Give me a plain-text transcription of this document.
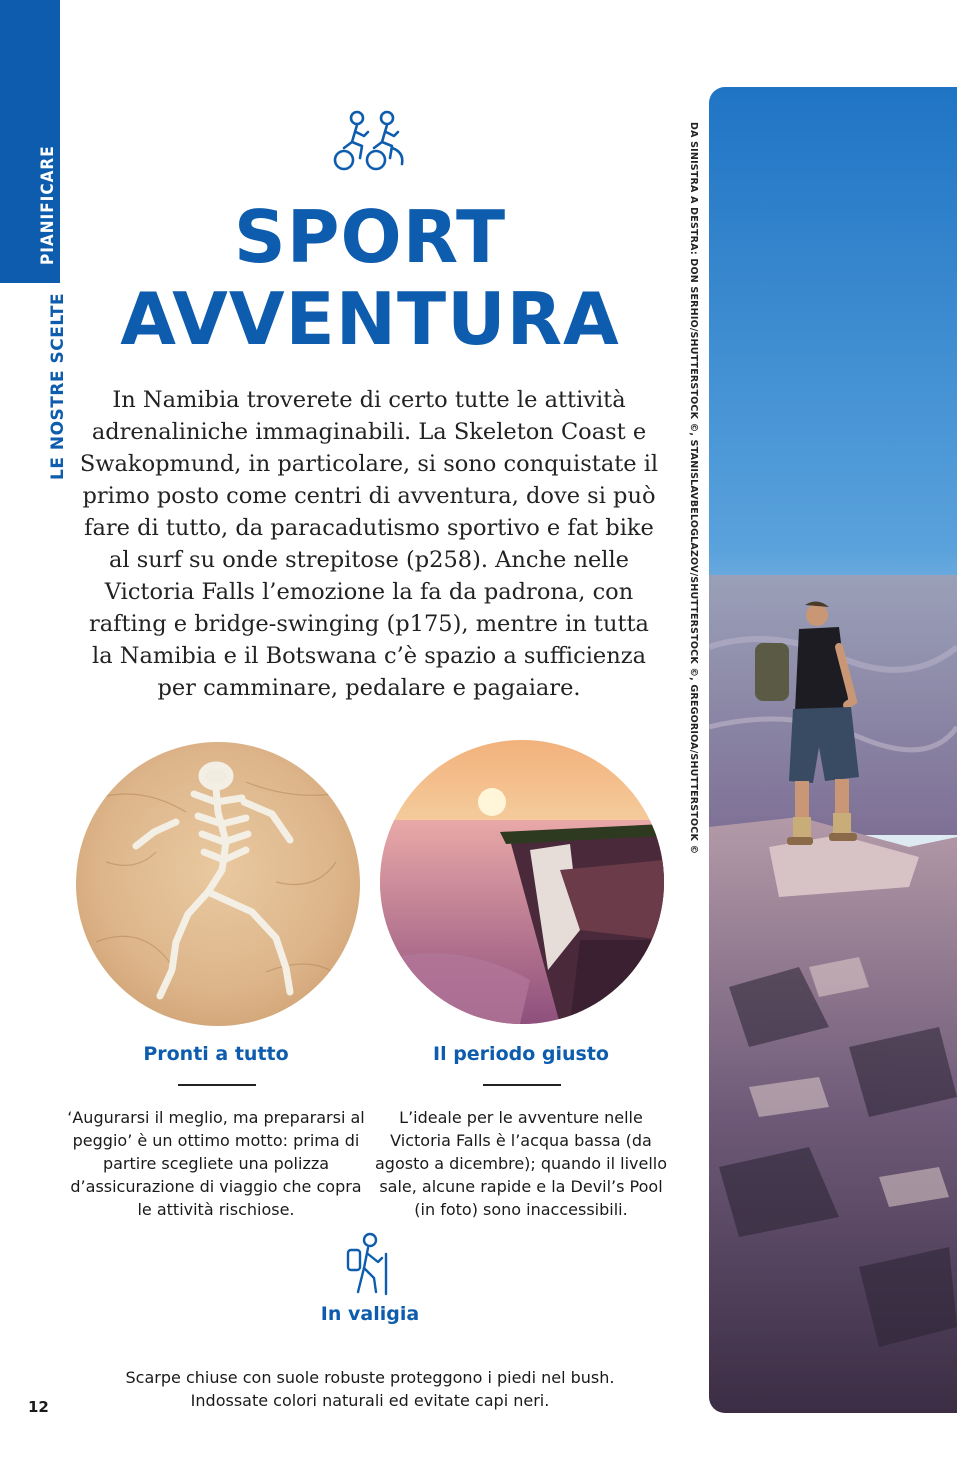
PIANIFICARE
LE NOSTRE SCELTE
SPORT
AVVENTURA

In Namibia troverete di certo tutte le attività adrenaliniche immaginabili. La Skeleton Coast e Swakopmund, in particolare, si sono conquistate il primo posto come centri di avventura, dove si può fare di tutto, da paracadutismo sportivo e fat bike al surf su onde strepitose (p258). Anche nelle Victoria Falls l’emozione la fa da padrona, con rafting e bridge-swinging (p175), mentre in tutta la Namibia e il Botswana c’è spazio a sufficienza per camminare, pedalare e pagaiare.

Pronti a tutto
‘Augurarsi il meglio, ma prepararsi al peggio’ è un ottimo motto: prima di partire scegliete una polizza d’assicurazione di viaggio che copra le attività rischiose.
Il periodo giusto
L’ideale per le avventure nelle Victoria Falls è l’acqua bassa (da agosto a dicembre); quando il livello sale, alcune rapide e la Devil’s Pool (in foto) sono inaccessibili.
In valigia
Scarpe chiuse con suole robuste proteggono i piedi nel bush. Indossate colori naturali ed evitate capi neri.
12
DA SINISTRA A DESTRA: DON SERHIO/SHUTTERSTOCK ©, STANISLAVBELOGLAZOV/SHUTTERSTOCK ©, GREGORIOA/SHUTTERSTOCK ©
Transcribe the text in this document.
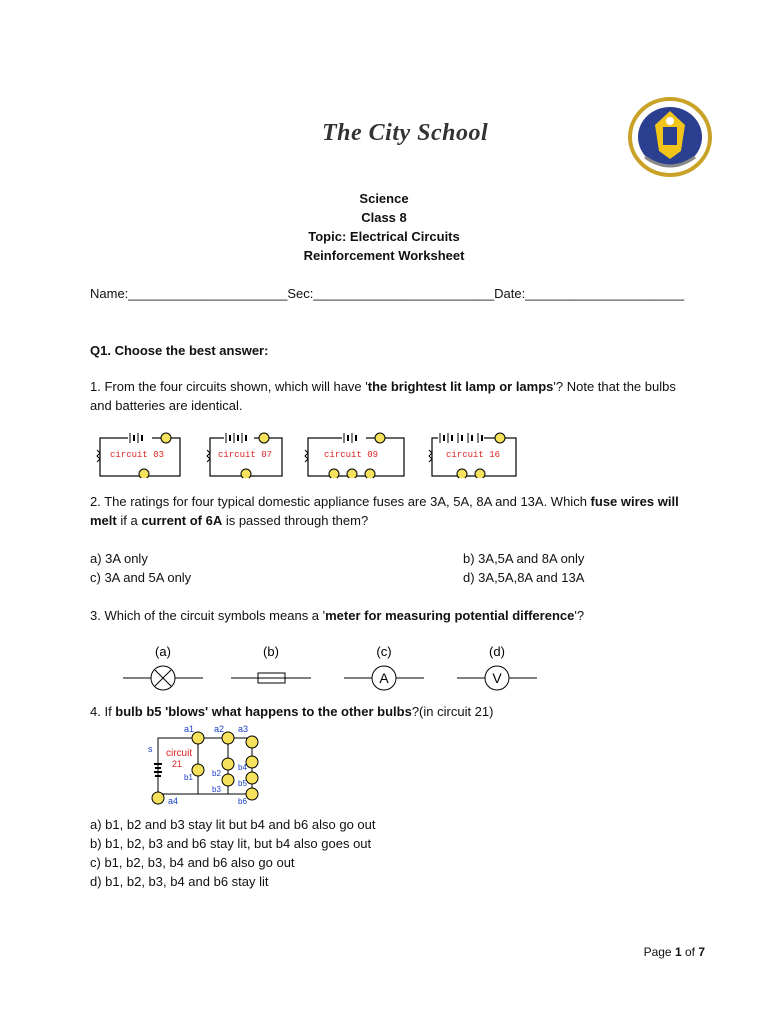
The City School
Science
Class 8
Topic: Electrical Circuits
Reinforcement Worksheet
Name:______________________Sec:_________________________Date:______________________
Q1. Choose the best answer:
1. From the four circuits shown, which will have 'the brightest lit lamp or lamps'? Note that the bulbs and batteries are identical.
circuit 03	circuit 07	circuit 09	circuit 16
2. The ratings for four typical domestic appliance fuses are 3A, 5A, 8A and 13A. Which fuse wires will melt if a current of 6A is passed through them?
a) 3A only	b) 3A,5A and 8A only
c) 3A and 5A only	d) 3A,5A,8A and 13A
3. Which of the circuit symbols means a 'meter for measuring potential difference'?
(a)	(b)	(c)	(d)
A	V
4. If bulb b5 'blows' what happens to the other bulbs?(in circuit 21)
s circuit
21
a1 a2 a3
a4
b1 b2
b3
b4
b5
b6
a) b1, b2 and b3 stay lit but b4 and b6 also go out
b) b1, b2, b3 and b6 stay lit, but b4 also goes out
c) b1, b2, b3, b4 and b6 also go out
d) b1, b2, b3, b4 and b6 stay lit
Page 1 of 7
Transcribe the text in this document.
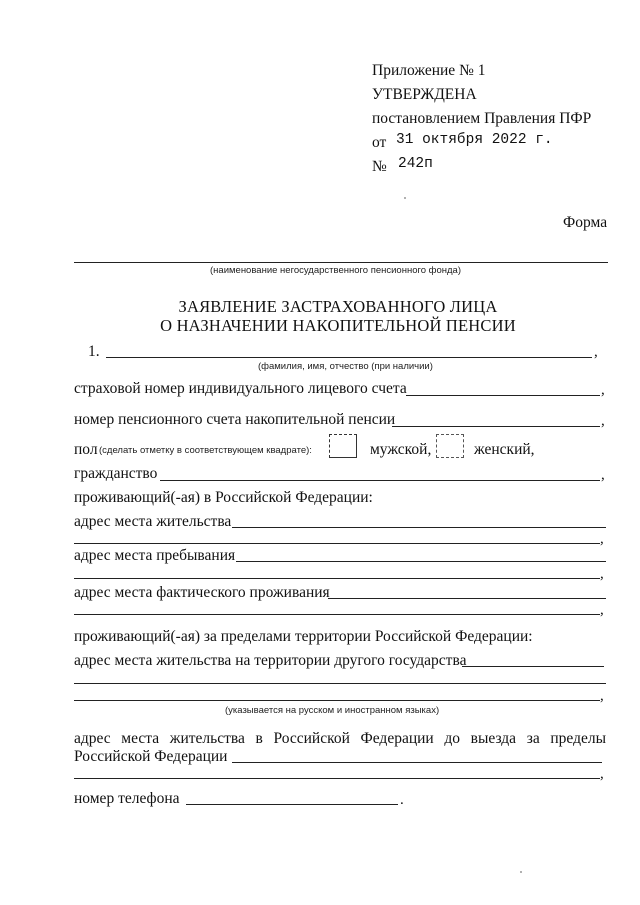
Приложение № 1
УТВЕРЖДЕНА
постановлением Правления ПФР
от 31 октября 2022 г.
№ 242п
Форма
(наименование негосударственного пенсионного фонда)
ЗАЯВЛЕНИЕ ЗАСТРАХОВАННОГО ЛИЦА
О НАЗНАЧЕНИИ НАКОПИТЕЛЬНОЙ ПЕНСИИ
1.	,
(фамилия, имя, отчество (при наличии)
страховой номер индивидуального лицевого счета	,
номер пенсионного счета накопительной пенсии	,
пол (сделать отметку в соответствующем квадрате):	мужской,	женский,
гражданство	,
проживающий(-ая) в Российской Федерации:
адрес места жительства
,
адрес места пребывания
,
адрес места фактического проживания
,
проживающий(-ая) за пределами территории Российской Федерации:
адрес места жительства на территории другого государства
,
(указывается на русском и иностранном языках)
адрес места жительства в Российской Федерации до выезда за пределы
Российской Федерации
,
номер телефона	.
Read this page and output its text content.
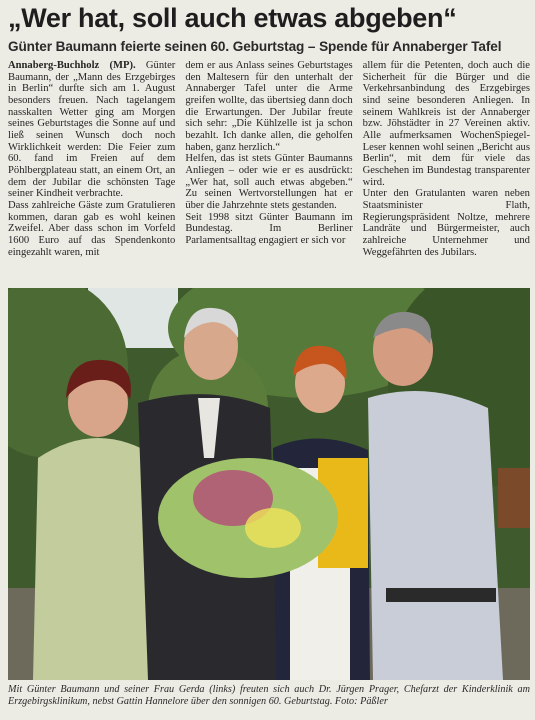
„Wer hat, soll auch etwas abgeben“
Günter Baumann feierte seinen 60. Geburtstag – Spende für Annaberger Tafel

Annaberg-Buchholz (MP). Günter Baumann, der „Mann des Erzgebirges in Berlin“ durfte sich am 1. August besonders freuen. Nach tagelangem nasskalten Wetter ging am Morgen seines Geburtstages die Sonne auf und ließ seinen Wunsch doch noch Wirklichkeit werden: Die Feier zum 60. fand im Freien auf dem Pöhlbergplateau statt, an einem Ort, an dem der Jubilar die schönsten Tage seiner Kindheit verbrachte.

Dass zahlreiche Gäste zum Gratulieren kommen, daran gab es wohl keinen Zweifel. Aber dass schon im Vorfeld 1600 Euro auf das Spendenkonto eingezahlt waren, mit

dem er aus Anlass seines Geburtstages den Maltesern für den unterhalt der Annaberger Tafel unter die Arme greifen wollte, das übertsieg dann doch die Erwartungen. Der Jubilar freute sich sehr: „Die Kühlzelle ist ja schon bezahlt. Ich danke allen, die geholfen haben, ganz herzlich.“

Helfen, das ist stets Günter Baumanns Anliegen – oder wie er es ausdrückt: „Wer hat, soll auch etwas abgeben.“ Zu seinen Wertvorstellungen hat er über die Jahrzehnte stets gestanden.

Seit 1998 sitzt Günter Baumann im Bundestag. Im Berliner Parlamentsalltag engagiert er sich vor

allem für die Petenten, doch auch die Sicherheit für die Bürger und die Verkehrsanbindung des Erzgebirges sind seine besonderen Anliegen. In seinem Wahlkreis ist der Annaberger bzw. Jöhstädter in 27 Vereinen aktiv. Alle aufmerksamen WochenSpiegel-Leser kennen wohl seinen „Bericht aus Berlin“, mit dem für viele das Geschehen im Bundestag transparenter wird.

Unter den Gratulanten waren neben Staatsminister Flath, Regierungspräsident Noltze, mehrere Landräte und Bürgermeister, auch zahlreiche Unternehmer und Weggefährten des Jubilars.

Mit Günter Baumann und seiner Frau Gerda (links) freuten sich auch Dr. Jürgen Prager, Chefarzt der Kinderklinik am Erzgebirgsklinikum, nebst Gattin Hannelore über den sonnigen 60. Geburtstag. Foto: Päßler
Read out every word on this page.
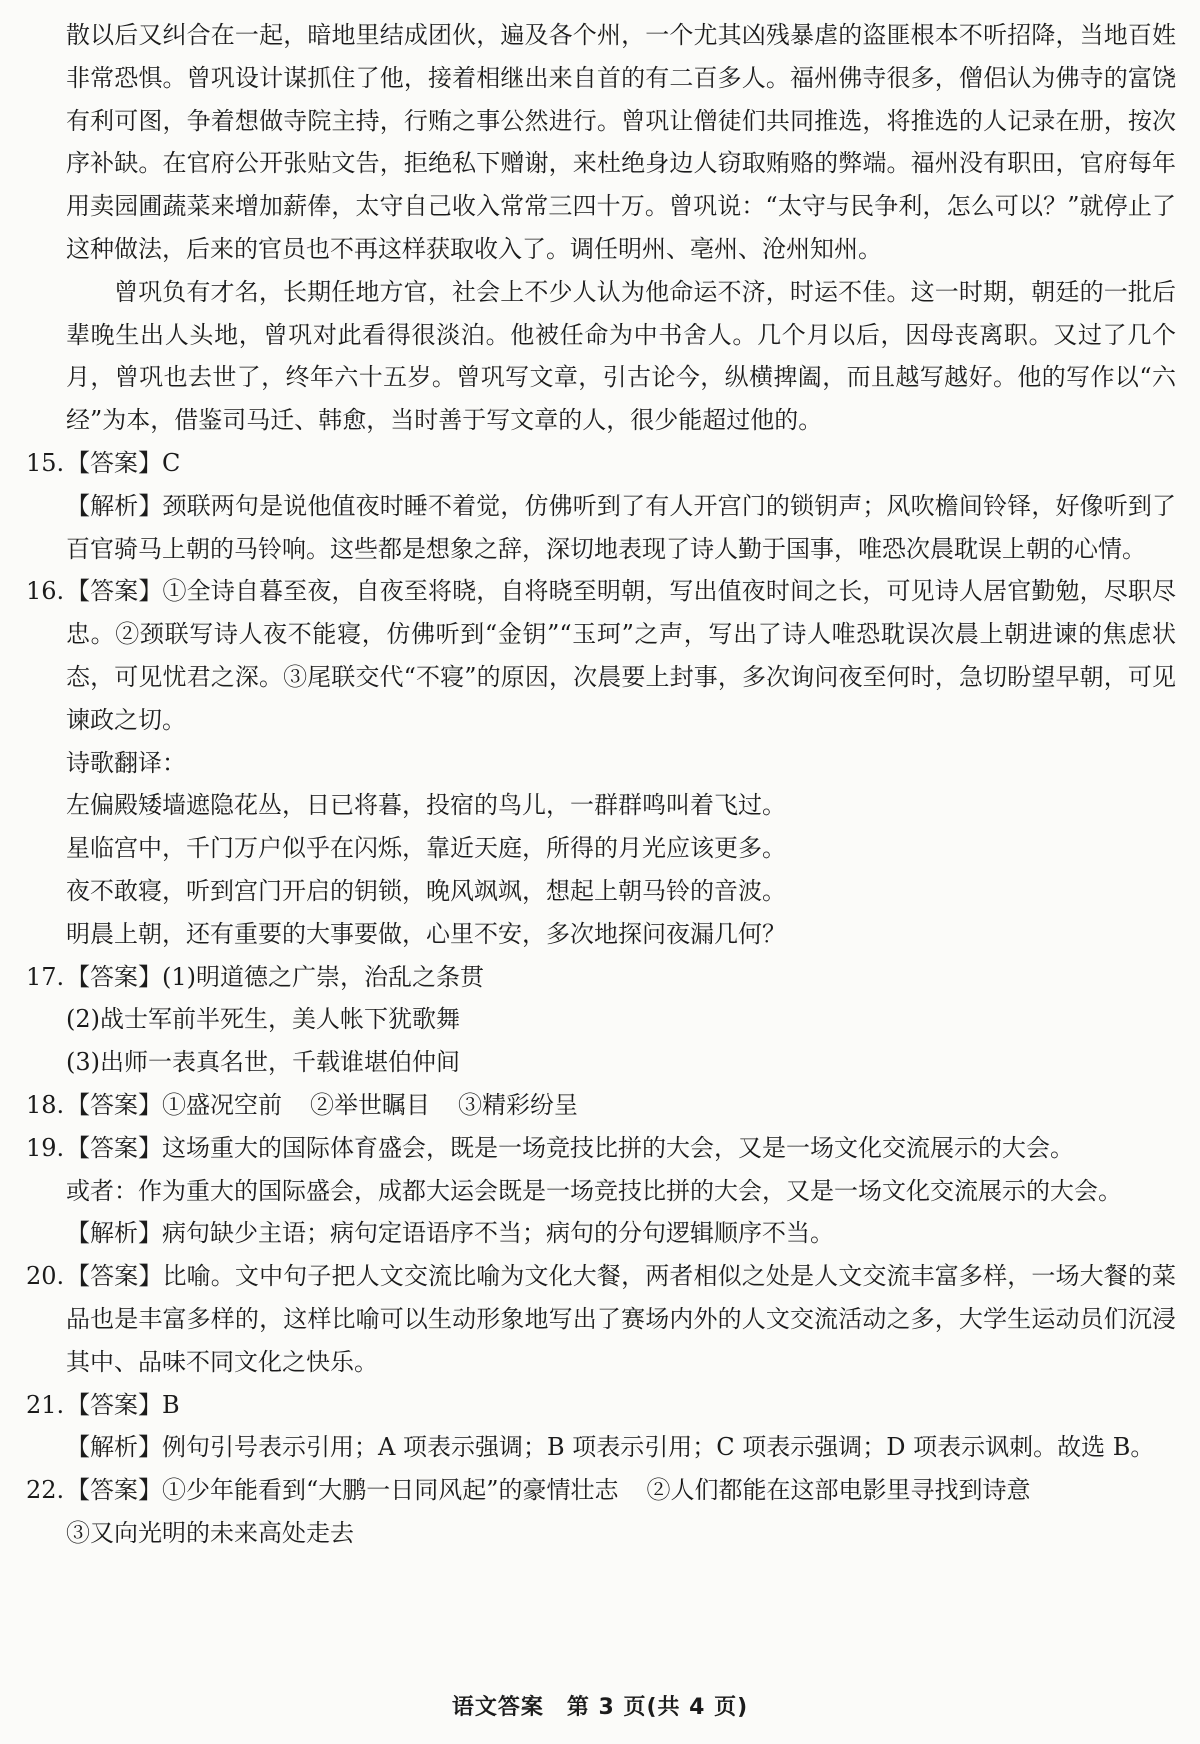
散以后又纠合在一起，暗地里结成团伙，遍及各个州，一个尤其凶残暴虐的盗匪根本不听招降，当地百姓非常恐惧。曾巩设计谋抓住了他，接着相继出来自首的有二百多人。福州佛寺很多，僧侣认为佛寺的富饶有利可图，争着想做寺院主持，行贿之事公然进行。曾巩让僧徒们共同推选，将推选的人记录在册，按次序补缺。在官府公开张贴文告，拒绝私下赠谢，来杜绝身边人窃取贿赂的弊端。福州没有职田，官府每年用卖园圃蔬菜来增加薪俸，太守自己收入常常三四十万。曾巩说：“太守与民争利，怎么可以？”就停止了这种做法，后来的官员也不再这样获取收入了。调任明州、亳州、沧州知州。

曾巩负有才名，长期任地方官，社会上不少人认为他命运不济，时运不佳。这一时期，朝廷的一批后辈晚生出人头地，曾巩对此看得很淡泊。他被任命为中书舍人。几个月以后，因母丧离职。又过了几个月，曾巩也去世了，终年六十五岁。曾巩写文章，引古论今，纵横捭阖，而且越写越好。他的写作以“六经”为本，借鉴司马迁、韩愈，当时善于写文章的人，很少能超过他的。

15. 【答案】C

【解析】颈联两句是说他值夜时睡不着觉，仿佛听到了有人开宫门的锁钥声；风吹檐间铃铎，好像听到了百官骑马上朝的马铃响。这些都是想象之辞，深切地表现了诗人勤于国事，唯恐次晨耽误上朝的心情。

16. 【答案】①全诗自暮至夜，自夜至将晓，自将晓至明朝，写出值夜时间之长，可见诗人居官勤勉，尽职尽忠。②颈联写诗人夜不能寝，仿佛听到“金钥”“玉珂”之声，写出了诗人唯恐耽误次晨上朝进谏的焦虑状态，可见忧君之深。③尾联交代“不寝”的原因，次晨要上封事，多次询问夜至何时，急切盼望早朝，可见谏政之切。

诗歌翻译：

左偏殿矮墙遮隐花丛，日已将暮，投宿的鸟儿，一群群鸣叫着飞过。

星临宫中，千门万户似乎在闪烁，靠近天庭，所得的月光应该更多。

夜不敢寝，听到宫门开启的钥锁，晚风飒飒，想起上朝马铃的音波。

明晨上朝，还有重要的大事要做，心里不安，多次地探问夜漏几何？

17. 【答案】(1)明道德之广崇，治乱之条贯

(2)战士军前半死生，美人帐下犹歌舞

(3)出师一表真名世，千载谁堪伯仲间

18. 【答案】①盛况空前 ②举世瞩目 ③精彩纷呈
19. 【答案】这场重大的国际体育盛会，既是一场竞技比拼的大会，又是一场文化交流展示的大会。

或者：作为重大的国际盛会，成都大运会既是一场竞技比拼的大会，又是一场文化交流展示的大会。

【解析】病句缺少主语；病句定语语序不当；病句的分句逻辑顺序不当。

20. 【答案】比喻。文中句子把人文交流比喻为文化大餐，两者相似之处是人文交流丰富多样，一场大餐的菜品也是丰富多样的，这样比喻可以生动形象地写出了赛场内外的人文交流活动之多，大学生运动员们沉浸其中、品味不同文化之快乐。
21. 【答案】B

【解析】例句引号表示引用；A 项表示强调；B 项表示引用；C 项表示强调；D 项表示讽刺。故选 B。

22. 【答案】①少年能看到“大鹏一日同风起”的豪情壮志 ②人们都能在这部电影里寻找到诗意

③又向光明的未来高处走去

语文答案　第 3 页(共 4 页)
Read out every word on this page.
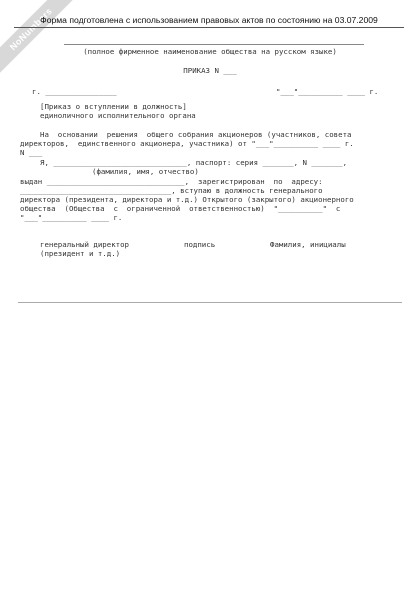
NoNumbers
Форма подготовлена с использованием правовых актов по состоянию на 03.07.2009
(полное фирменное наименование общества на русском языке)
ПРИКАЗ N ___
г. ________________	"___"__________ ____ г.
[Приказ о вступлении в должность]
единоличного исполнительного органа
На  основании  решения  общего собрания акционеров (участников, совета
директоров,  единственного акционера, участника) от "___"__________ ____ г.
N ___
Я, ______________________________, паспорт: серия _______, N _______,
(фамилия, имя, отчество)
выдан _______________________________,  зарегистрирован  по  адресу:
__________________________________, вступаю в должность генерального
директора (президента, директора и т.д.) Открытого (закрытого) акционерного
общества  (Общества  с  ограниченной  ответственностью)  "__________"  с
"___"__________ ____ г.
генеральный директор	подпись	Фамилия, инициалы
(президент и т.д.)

==============================

• [Short problem]: Find the word "sono" in the data and copy out each line where it turns up.

• [Written solution]:
In Namibia troverete di certo tutte le attività adrenaliniche immaginabili. La Skeleton Coast e Swakopmund, in particolare, si sono conquistate il primo posto come centri di avventura, dove si può fare di tutto, da paracadutismo sportivo e fat bike al surf su onde strepitose (p258). Anche nelle Victoria Falls l’emozione la fa da padrona, con rafting e bridge-swinging (p175), mentre in tutta la Namibia e il Botswana c’è spazio a sufficienza per camminare, pedalare e pagaiare.
L’ideale per le avventure nelle Victoria Falls è l’acqua bassa (da agosto a dicembre); quando il livello sale, alcune rapide e la Devil’s Pool (in foto) sono inaccessibili.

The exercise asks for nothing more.